Supplied information:
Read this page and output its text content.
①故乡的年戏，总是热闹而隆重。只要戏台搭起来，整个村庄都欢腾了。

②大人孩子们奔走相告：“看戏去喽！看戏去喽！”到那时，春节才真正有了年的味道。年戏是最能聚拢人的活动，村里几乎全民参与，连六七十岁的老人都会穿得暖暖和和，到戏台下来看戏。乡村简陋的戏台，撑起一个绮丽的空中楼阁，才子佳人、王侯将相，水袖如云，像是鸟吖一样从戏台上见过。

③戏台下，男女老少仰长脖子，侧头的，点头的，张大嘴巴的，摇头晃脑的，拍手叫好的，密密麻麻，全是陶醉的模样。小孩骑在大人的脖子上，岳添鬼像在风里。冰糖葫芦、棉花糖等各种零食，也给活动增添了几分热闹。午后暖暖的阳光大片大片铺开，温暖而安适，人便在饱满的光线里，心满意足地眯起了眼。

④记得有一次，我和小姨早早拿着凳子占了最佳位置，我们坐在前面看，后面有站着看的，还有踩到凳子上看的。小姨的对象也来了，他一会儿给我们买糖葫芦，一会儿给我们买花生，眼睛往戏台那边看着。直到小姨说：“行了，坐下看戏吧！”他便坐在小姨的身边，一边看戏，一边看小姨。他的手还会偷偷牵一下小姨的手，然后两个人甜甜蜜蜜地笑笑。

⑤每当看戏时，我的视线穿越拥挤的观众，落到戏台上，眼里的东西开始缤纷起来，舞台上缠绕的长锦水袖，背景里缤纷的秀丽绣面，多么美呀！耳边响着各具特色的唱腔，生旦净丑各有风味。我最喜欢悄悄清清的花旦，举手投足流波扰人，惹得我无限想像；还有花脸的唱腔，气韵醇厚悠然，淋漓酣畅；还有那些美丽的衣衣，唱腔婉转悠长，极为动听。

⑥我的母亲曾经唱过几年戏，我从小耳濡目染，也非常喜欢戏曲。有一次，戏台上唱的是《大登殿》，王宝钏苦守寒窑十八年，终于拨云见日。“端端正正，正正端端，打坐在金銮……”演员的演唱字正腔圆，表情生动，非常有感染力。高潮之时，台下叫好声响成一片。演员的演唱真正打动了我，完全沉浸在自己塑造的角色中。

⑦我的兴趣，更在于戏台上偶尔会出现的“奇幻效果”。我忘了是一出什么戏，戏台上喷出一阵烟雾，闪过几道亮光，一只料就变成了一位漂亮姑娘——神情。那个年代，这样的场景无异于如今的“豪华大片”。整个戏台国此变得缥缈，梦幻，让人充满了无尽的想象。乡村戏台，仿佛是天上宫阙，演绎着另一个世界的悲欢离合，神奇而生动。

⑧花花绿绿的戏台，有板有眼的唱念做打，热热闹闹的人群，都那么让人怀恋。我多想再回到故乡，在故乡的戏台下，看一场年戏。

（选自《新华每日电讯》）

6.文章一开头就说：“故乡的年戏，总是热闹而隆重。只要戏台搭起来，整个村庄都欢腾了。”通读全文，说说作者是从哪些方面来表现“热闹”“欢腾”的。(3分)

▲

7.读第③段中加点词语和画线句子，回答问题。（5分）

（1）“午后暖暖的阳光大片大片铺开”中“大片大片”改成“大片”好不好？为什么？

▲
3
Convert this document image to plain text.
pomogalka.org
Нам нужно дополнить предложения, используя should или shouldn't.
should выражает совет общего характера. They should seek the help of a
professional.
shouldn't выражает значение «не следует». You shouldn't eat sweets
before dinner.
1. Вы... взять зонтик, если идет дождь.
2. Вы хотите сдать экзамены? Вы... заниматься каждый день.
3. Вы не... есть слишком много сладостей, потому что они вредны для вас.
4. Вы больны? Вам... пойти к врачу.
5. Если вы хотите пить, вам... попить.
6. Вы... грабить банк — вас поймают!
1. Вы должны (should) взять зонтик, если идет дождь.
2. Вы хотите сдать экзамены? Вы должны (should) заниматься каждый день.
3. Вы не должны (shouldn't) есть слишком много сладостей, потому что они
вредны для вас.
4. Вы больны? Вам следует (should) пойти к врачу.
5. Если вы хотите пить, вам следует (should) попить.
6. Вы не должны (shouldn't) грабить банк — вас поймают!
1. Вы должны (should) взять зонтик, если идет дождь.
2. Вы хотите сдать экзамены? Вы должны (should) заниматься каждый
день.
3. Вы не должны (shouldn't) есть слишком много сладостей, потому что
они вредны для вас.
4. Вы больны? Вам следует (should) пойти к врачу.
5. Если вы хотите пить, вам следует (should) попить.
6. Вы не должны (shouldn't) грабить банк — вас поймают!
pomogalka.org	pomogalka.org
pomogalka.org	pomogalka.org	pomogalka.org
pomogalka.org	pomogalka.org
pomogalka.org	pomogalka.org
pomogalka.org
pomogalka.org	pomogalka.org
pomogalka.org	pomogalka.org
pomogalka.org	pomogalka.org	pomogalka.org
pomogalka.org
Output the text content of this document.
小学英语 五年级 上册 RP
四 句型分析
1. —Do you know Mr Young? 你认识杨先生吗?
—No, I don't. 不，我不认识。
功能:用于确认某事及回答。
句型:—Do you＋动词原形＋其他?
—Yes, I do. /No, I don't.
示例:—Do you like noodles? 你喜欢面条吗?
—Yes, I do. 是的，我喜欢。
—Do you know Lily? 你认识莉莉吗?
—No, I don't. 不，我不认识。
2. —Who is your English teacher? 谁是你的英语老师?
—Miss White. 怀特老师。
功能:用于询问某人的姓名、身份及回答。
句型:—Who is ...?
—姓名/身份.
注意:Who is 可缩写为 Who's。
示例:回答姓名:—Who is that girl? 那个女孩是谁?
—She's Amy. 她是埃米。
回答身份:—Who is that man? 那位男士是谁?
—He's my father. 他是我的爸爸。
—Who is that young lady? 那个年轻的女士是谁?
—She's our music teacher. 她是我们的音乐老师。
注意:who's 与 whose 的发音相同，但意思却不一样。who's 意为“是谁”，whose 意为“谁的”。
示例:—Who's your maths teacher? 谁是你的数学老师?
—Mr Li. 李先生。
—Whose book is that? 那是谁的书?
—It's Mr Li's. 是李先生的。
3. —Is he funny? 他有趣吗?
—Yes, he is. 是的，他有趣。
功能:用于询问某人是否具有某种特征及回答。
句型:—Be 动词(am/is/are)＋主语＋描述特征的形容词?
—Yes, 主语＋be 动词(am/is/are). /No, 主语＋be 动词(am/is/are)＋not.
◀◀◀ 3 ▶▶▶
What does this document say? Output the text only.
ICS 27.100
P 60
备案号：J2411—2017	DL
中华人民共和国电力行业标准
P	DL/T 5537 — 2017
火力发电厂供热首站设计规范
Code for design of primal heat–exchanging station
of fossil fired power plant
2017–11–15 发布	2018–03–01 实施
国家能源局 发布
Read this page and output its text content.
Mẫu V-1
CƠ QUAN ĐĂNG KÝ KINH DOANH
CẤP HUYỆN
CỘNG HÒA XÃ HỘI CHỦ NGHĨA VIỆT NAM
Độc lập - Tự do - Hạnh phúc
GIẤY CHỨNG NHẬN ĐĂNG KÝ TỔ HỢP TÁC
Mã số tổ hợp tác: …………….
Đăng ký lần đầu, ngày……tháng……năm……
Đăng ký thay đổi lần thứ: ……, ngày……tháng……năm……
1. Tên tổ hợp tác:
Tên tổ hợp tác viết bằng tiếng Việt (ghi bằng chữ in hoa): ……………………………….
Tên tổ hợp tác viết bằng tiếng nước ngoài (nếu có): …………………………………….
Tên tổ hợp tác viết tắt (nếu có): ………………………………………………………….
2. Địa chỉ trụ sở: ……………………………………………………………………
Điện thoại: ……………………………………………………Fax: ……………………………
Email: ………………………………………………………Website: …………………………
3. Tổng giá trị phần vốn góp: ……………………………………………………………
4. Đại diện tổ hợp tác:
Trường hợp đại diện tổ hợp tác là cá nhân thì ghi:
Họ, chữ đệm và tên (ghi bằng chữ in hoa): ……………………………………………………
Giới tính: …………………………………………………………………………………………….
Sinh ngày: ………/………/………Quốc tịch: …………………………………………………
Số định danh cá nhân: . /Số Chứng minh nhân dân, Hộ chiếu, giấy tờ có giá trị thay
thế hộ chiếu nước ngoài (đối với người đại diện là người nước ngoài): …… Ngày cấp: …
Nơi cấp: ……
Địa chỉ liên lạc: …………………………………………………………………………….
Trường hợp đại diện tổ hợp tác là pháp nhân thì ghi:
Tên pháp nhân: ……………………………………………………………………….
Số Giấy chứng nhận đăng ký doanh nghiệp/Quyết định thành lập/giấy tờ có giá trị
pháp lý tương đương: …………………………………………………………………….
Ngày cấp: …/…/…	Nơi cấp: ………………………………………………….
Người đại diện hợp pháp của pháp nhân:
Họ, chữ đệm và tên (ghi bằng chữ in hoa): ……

Work required: Show, from the material above, each line that includes the string "viết".

Response to this exercise:
Tên tổ hợp tác viết bằng tiếng Việt (ghi bằng chữ in hoa): ……………………………….
Tên tổ hợp tác viết bằng tiếng nước ngoài (nếu có): …………………………………….
Tên tổ hợp tác viết tắt (nếu có): ………………………………………………………….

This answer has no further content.